INSTRUÇÕES DE TRABALHO:
1. Por favor, copie do texto sobre o cansaço tudo o que vai desde "Emoções! Como não" até "afetuosas... Cordialidade cidadã!".
2. Segundo o texto sobre o cansaço, o que talvez seja melhor contar em vez de ovelhinhas?

Estou cansado...
Mais um pouco e fecho os olhos como a transição de 23h59 para 0h, como uma cortina do dia antigo para o novo momento, do novo dia, ainda no escuro. Recompor energias para, quando acordar, inundar a vida das pessoas com atitudes e pensamentos. Não perdido nas próprias palavras, mas orientando-as para construir o edifício da vida, vou me arrastando nestes momentos que antecedem o meu sono. Talvez seja melhor contar tijolinhos do que ovelhinhas... quem sabe assim não construo a morada de meus sonhos nos moinhos de vento. Cuidando assim de minhas ideias, como não florescerão no vão da consciência cortesã, que convida a dançar na linda paisagem versada pelos poetas embriagados no aroma doce e de palavras perfumadas de sentido e sensações.
Emoções! Como não vivê-las? Como contê-las no puxado contínuo de nossos dias, no arrasto da rede de nossos contatos e presenças físicas e mentais, pescadas e criadas nas redes sociais, nos comentários de aconchego, de chamego amigo, de respeito meigo, de formalidades afetuosas... Cordialidade cidadã!
O sono não foi vencido, o tempo não parará, e não estamos sonhando. As palavras mais uma vez precipitam e não param de correr. Sentir isso não é escrever: meu bocejo só atrasa a próxima palavra, mas ela sai, e sairá, e sairão muitas outras, e tantas outras não serão registradas... Entretanto, o mais importante mesmo, ainda que não haja mais palavras hoje, é que mais dia menos dia, alguém vai ler isso e se sentir com vontade de escrever. Que venha o próximo escrito!

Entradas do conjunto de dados

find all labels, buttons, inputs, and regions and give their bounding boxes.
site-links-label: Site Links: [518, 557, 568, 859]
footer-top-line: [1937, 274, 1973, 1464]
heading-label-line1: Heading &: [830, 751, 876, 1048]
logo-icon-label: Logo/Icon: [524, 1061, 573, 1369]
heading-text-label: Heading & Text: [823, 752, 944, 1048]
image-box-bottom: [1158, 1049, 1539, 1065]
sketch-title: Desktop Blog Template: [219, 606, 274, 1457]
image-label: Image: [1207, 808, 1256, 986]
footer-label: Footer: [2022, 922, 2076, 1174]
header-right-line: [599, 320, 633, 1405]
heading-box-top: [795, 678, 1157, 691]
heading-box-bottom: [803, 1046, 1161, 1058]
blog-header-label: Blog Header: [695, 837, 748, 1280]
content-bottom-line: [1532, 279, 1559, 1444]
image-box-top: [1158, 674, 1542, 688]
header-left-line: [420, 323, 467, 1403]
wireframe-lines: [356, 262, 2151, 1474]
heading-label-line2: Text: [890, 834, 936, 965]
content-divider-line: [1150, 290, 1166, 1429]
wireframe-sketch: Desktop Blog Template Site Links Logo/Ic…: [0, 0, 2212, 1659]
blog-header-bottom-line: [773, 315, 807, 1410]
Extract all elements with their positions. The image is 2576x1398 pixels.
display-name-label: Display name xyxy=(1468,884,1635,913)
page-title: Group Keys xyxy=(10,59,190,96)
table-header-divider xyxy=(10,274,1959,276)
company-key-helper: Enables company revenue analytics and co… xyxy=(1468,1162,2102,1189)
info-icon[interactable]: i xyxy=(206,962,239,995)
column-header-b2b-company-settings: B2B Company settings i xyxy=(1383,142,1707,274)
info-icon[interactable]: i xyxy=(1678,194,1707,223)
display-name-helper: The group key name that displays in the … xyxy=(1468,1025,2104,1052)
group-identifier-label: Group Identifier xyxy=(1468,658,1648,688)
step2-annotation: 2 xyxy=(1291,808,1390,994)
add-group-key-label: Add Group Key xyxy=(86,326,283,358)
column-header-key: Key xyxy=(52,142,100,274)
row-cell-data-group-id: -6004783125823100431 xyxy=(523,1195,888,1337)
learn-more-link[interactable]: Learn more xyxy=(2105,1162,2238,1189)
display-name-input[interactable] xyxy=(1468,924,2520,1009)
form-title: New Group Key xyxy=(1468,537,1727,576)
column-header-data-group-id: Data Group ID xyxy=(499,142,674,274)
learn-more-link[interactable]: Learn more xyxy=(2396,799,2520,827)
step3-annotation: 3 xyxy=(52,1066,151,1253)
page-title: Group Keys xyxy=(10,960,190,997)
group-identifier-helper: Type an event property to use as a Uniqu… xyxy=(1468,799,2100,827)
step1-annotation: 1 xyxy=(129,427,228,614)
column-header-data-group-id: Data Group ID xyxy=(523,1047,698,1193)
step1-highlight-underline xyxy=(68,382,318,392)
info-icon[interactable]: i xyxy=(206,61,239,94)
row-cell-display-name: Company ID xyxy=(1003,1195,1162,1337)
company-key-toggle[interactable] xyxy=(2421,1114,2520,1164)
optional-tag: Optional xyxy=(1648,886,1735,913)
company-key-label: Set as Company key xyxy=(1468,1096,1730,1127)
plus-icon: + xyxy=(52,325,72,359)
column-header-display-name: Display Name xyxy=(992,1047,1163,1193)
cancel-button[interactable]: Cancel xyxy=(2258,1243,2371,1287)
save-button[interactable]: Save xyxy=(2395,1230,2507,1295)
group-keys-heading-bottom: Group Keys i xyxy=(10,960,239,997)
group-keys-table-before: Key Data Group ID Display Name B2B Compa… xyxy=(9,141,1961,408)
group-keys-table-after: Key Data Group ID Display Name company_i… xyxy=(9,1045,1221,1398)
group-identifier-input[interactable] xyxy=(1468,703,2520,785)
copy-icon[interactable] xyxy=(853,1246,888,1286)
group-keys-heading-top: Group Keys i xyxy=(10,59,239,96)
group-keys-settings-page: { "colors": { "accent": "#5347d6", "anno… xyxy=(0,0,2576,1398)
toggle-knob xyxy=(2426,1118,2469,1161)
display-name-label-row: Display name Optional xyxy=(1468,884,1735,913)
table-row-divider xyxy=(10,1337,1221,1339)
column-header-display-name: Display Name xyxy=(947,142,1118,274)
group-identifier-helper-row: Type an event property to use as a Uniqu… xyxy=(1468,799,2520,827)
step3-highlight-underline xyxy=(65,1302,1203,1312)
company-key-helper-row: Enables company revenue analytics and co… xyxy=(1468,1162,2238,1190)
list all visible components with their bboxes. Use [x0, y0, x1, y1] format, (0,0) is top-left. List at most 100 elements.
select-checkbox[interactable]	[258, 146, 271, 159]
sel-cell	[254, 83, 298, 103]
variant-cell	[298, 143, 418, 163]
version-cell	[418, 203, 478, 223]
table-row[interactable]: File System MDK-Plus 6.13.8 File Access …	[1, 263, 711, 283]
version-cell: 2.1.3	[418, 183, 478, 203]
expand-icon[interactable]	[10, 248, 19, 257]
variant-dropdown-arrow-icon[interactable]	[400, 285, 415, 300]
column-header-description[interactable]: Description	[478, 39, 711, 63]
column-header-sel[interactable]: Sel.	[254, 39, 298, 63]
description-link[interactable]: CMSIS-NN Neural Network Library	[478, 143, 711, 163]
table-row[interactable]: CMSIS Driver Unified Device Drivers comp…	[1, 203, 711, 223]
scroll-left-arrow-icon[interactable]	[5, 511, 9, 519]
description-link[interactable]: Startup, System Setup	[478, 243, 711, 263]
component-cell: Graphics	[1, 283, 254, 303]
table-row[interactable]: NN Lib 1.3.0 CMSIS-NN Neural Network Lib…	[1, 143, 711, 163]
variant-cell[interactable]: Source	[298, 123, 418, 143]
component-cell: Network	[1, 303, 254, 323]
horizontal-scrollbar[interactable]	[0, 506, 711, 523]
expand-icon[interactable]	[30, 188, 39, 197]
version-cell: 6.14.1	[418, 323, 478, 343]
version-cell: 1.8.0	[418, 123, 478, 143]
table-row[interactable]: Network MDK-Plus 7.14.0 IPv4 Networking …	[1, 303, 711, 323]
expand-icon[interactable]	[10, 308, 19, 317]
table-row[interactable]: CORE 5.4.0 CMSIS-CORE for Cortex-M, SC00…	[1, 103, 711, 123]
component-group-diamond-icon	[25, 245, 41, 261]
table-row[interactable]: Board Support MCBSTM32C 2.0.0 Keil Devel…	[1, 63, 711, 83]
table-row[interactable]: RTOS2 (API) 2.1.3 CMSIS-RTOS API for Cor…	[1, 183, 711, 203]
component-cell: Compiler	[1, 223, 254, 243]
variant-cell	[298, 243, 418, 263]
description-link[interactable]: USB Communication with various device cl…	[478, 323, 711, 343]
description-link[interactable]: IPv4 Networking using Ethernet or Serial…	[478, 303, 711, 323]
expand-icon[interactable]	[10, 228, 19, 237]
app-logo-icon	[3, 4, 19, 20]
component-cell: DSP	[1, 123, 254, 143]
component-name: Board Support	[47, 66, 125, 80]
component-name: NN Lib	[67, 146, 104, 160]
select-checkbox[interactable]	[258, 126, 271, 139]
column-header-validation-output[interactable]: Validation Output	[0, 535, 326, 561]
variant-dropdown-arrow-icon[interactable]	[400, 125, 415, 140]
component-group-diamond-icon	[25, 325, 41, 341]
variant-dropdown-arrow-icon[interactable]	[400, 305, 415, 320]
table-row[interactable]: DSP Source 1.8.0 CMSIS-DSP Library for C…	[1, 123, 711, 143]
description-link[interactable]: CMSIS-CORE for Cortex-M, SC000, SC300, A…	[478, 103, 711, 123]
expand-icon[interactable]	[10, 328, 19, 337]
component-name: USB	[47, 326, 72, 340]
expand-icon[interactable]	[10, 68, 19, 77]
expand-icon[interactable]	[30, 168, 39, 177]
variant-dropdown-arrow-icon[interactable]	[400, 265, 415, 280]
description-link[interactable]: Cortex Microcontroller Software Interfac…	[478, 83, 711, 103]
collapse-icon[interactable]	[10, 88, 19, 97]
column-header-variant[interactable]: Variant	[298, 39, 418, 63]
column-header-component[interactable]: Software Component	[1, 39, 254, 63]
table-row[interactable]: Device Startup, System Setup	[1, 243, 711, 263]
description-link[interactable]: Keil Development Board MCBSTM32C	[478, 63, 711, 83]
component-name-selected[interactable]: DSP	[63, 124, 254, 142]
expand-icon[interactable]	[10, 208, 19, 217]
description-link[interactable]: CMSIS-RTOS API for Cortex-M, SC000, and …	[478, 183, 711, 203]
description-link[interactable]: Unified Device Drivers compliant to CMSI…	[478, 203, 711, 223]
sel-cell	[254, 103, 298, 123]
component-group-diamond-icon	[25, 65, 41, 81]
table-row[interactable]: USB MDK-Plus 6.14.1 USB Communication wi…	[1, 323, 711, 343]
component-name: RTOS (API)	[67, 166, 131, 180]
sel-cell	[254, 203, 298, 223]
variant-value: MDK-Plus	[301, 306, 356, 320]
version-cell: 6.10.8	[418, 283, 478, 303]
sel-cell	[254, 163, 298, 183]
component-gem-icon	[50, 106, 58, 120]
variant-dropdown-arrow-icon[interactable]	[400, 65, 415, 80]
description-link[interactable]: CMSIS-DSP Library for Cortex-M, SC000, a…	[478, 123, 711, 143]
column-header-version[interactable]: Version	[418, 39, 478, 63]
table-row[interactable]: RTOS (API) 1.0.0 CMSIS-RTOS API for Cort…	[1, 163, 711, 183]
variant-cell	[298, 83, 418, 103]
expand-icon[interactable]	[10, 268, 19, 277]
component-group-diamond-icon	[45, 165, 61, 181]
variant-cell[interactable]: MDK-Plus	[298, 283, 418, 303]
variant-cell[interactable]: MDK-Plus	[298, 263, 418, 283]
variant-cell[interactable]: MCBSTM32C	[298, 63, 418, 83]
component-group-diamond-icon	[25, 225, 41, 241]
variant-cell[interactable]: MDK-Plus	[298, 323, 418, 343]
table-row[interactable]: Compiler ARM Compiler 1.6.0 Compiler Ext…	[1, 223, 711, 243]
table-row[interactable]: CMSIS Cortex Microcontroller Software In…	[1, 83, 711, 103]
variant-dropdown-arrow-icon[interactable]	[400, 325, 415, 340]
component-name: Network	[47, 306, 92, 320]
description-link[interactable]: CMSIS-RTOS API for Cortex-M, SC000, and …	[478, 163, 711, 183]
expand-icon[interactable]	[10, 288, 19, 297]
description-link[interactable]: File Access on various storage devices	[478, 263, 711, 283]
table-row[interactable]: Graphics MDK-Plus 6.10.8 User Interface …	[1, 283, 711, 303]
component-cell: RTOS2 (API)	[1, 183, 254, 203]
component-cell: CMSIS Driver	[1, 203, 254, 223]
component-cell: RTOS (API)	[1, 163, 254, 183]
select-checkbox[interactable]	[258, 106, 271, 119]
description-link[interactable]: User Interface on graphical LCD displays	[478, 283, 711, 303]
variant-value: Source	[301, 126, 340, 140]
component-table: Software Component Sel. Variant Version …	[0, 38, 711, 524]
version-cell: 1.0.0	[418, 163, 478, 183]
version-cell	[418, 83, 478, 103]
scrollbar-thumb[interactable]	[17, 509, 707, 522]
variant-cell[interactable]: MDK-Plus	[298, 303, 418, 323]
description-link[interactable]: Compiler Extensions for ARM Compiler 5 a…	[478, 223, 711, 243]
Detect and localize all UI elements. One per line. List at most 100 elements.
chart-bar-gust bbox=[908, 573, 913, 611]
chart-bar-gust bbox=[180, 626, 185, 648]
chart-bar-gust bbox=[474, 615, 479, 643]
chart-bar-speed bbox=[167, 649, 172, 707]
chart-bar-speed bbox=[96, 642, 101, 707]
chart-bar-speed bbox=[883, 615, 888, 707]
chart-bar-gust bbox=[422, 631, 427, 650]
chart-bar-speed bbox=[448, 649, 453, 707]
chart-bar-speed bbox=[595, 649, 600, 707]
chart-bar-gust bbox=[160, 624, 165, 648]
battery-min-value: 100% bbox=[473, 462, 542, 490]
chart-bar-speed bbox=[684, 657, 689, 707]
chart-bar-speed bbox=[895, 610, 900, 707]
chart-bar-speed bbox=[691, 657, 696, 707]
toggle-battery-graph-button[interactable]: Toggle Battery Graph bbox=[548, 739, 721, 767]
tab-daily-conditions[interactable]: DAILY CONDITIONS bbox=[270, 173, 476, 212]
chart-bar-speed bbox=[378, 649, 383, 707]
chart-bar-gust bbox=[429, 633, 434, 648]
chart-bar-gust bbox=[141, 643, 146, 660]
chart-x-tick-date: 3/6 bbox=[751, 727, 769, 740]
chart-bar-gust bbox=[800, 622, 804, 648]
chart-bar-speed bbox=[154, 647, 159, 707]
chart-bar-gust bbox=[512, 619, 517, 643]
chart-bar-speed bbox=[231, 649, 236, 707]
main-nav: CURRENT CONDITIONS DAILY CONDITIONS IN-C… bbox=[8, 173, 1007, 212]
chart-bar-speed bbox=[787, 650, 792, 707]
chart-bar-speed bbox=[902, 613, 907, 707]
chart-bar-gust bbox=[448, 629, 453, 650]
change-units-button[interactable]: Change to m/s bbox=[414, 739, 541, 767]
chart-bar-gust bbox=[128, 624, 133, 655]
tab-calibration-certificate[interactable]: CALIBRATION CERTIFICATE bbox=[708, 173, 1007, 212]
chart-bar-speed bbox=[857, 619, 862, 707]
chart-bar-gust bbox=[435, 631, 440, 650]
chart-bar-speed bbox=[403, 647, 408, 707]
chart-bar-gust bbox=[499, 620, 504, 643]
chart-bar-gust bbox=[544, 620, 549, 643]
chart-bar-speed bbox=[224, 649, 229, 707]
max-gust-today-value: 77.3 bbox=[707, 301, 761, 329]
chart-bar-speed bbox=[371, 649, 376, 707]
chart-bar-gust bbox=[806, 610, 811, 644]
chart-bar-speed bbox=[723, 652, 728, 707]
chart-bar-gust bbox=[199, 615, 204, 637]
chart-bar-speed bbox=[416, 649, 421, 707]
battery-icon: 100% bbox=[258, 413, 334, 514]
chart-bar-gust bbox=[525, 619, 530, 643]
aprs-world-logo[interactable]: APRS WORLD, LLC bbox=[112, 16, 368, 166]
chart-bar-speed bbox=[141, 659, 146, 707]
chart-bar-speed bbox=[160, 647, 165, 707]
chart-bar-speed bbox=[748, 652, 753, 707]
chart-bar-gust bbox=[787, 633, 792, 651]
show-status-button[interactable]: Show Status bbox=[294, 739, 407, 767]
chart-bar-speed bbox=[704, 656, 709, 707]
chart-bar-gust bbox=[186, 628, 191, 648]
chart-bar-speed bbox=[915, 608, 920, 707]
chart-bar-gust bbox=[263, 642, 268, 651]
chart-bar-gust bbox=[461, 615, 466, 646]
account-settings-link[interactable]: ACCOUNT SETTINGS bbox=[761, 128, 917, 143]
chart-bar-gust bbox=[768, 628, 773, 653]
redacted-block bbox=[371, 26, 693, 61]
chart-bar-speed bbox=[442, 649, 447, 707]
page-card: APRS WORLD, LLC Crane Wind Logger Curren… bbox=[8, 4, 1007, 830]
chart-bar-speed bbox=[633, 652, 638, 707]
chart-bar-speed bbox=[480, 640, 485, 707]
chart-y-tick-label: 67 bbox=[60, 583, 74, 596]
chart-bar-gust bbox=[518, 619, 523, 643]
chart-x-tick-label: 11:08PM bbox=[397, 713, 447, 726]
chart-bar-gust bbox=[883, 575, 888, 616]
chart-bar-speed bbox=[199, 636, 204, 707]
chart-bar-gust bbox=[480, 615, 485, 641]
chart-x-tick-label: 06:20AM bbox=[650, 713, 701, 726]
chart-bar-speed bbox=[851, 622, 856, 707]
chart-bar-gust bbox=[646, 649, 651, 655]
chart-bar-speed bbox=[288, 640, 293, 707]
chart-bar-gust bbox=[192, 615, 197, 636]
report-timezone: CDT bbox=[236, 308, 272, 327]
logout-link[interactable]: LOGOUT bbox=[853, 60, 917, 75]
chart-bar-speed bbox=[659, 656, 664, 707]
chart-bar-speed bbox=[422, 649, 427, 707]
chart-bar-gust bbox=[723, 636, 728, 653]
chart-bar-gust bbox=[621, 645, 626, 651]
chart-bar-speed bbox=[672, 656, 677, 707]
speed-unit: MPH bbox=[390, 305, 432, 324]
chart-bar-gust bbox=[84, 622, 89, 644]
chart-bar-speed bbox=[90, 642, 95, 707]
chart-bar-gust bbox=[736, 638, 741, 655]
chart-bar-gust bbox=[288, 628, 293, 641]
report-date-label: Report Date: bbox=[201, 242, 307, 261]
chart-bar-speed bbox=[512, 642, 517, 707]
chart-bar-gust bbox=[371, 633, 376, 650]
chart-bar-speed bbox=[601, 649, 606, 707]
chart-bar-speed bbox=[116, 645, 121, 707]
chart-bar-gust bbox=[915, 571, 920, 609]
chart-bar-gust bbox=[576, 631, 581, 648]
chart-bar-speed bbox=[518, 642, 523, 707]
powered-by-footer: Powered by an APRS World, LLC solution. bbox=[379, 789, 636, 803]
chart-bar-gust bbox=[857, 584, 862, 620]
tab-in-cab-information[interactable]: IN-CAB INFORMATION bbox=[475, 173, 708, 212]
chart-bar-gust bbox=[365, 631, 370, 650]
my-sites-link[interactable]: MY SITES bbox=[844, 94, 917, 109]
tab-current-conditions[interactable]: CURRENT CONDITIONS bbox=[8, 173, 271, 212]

RESPOSTAS REDIGIDAS:
1.
Emoções! Como não vivê-las? Como contê-las no puxado contínuo de nossos dias, no arrasto da rede de nossos contatos e presenças físicas e mentais, pescadas e criadas nas redes sociais, nos comentários de aconchego, de chamego amigo, de respeito meigo, de formalidades afetuosas... Cordialidade cidadã!

2. Tijolinhos.